Stored items:
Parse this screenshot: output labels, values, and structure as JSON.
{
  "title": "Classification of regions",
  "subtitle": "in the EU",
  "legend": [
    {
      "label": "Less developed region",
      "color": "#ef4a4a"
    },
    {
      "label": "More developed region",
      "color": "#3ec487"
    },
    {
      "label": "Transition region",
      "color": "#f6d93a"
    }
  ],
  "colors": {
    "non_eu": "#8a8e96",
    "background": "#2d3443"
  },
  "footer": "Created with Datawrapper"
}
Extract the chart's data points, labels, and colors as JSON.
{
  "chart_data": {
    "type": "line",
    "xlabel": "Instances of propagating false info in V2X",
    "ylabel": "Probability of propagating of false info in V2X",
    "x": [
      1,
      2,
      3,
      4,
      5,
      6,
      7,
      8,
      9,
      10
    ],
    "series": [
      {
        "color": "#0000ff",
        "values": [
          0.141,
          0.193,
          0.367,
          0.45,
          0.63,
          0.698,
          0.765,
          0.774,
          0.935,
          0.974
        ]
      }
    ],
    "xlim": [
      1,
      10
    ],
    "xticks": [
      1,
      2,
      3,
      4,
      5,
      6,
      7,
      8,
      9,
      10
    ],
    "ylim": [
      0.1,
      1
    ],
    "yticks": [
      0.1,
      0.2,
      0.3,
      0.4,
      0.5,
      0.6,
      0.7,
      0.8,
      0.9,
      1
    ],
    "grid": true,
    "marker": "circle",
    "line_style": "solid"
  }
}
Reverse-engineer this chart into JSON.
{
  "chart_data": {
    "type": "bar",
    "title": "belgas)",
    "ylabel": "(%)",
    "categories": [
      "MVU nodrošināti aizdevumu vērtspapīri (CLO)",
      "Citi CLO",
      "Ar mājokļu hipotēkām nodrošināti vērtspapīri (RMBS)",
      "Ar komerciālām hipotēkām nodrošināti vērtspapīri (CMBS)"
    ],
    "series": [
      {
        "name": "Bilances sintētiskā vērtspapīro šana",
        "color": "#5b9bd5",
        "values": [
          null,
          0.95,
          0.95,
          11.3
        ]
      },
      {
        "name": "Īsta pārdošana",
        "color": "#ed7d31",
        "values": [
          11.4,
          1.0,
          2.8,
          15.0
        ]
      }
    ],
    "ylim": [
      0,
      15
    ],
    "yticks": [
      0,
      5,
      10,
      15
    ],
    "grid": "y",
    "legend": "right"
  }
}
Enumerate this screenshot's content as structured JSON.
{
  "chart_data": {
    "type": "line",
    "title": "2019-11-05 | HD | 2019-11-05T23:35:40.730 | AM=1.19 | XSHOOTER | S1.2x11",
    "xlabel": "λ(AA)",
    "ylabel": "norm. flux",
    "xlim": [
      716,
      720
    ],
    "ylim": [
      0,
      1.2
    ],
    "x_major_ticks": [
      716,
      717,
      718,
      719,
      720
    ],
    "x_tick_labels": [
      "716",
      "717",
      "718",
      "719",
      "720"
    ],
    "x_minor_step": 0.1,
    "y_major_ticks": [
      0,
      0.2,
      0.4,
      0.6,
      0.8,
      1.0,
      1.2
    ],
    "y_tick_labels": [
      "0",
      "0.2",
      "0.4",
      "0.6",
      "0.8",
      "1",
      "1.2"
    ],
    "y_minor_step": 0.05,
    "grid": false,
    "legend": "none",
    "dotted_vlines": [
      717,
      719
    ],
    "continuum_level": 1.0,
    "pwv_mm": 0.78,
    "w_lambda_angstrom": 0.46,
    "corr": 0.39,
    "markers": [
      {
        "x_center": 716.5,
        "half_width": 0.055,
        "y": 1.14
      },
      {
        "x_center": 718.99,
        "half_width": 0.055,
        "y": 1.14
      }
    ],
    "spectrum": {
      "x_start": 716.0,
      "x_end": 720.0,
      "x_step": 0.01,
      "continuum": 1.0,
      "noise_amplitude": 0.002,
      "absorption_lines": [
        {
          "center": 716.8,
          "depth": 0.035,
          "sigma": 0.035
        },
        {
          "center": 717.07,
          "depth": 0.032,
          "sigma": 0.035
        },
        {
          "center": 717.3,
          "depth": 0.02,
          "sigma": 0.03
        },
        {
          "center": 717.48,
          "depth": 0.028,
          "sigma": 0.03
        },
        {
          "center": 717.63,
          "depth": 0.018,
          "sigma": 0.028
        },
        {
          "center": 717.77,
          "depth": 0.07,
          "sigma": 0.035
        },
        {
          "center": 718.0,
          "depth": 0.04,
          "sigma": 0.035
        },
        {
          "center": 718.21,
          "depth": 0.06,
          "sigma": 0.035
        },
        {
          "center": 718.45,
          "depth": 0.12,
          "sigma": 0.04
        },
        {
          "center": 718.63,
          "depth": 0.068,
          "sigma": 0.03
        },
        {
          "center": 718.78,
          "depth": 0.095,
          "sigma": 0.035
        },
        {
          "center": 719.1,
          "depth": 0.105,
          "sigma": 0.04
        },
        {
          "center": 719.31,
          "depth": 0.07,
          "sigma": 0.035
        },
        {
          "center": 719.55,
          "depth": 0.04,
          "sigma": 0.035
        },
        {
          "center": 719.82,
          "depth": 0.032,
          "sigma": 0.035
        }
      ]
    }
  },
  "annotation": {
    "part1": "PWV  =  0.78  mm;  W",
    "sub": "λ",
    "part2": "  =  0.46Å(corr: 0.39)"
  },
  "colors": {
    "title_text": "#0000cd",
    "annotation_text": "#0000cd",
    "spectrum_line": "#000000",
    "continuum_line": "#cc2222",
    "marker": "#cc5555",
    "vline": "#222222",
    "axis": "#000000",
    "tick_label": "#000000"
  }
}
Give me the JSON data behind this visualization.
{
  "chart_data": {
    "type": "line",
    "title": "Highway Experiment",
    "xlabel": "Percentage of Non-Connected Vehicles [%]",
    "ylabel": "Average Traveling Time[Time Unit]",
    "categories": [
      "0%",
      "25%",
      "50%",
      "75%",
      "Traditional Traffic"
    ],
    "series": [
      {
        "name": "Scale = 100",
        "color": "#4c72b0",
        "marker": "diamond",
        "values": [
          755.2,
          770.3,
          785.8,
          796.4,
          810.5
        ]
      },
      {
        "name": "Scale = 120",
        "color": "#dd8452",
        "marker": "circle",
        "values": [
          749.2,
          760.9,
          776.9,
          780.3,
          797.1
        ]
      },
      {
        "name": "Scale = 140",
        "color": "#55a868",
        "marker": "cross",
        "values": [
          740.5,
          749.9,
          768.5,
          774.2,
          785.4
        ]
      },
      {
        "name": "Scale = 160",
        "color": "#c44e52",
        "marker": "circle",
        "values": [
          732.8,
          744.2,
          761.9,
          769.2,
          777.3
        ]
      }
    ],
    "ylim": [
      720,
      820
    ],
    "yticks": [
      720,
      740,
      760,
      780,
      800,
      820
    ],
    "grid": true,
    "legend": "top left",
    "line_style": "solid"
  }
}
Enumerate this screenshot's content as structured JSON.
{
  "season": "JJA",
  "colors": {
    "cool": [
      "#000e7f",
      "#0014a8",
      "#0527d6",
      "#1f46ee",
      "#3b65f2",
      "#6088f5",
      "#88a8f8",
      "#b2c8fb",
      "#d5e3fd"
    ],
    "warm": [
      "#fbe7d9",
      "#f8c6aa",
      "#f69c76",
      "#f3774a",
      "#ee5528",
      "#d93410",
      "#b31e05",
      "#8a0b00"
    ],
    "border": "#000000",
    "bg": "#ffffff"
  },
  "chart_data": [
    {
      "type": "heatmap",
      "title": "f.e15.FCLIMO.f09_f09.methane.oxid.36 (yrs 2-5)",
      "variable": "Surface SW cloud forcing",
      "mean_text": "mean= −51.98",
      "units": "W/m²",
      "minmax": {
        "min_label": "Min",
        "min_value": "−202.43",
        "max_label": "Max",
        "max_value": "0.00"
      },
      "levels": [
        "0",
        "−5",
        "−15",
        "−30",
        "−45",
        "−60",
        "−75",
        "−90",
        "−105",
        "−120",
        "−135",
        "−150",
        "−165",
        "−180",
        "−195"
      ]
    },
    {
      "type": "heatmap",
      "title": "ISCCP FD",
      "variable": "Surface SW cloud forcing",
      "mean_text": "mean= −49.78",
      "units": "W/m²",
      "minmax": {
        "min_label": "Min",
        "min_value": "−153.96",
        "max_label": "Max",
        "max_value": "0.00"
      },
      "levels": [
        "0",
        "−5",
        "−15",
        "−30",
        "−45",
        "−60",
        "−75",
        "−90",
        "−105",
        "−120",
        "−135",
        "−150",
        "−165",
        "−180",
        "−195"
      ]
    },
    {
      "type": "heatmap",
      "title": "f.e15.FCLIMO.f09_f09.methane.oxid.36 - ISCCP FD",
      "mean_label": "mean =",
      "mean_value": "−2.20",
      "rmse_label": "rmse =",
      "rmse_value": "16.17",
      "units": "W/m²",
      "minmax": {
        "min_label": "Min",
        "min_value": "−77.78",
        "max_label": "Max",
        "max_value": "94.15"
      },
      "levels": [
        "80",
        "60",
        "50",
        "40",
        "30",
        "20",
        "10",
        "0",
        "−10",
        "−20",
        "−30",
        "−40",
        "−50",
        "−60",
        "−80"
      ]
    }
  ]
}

EXERCISE INSTRUCTIONS -
How many of these lines contain "xlabel"? Write only the number.

RESULT OF THIS EXERCISE -
3